Required task >> Retype every line of the items below with no changes, leaving out the pictures.
•••
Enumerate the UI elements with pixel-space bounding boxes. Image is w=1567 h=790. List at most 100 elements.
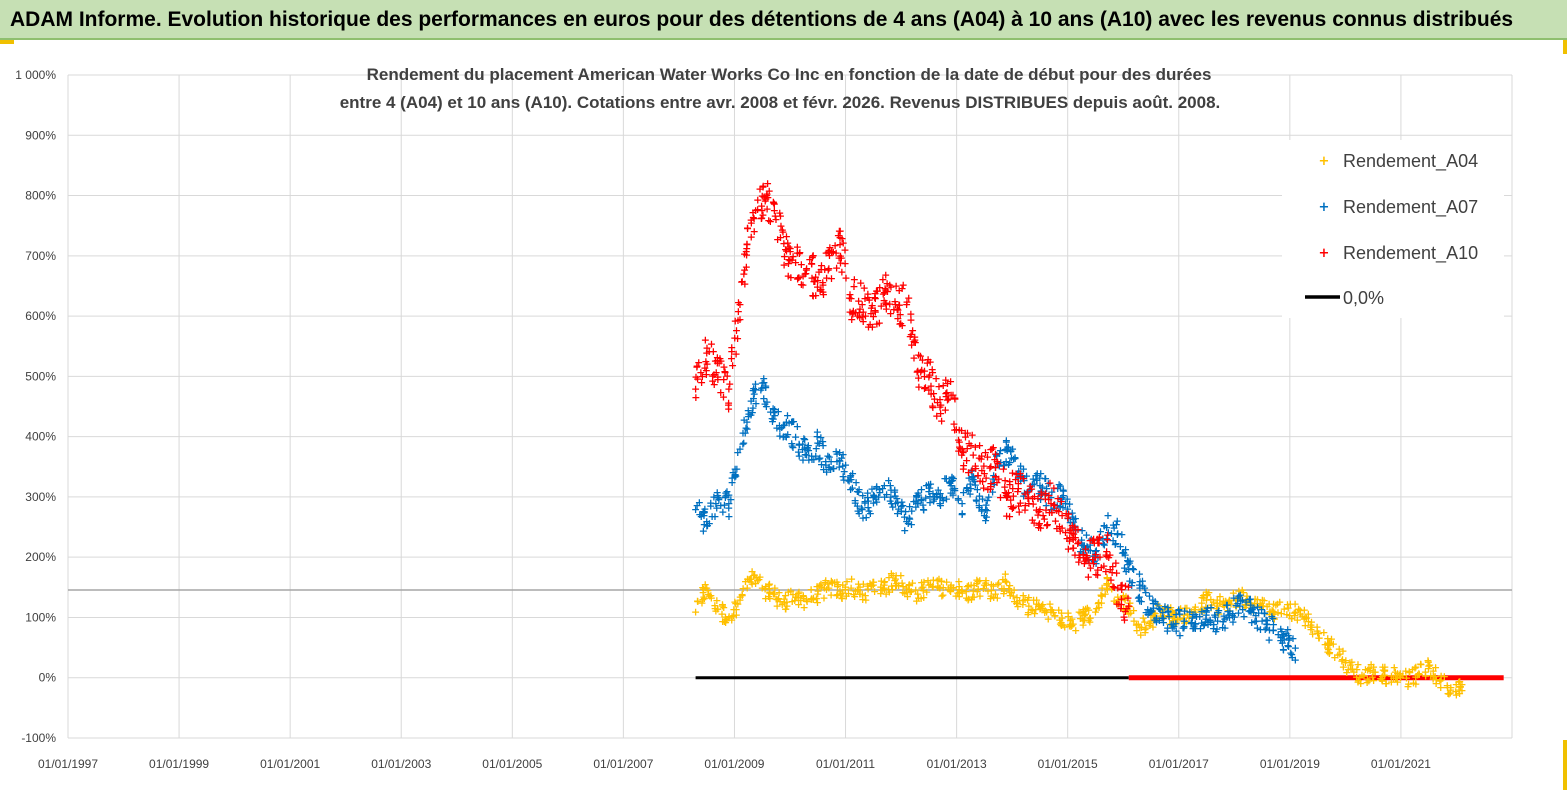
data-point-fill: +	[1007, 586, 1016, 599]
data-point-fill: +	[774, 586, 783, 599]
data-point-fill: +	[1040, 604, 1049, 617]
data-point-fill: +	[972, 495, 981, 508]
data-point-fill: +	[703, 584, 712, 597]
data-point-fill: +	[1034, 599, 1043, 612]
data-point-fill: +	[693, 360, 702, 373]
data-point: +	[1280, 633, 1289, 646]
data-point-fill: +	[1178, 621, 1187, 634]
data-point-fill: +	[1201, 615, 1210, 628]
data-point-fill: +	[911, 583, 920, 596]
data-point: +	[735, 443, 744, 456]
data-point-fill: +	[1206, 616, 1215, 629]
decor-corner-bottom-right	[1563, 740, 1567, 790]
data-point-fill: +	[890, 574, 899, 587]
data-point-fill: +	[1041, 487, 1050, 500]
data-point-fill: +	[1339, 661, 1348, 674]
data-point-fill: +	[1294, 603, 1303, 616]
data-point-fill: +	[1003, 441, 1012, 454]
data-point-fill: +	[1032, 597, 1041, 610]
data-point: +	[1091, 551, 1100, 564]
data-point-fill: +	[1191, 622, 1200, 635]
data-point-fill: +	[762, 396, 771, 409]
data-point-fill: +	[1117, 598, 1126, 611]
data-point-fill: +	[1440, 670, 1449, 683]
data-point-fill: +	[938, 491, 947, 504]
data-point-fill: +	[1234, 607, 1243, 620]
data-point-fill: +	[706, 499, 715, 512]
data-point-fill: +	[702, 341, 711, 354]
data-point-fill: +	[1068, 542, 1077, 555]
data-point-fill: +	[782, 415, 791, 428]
•••
Result of this exercise >>
Enumerate the UI elements with pixel-space bounding boxes. Image is w=1567 h=790. List at most 100 elements.
data-point-fill: +	[1007, 586, 1016, 599]
data-point-fill: +	[774, 586, 783, 599]
data-point-fill: +	[1040, 604, 1049, 617]
data-point-fill: +	[972, 495, 981, 508]
data-point-fill: +	[703, 584, 712, 597]
data-point-fill: +	[1034, 599, 1043, 612]
data-point-fill: +	[693, 360, 702, 373]
data-point: +	[1280, 633, 1289, 646]
data-point-fill: +	[1178, 621, 1187, 634]
data-point-fill: +	[1201, 615, 1210, 628]
data-point-fill: +	[911, 583, 920, 596]
data-point: +	[735, 443, 744, 456]
data-point-fill: +	[1206, 616, 1215, 629]
decor-corner-bottom-right	[1563, 740, 1567, 790]
data-point-fill: +	[890, 574, 899, 587]
data-point-fill: +	[1041, 487, 1050, 500]
data-point-fill: +	[1339, 661, 1348, 674]
data-point-fill: +	[1294, 603, 1303, 616]
data-point-fill: +	[1003, 441, 1012, 454]
data-point-fill: +	[1032, 597, 1041, 610]
data-point: +	[1091, 551, 1100, 564]
data-point-fill: +	[1191, 622, 1200, 635]
data-point-fill: +	[762, 396, 771, 409]
data-point-fill: +	[1117, 598, 1126, 611]
data-point-fill: +	[1440, 670, 1449, 683]
data-point-fill: +	[938, 491, 947, 504]
data-point-fill: +	[1234, 607, 1243, 620]
data-point-fill: +	[706, 499, 715, 512]
data-point-fill: +	[702, 341, 711, 354]
data-point-fill: +	[1068, 542, 1077, 555]
data-point-fill: +	[782, 415, 791, 428]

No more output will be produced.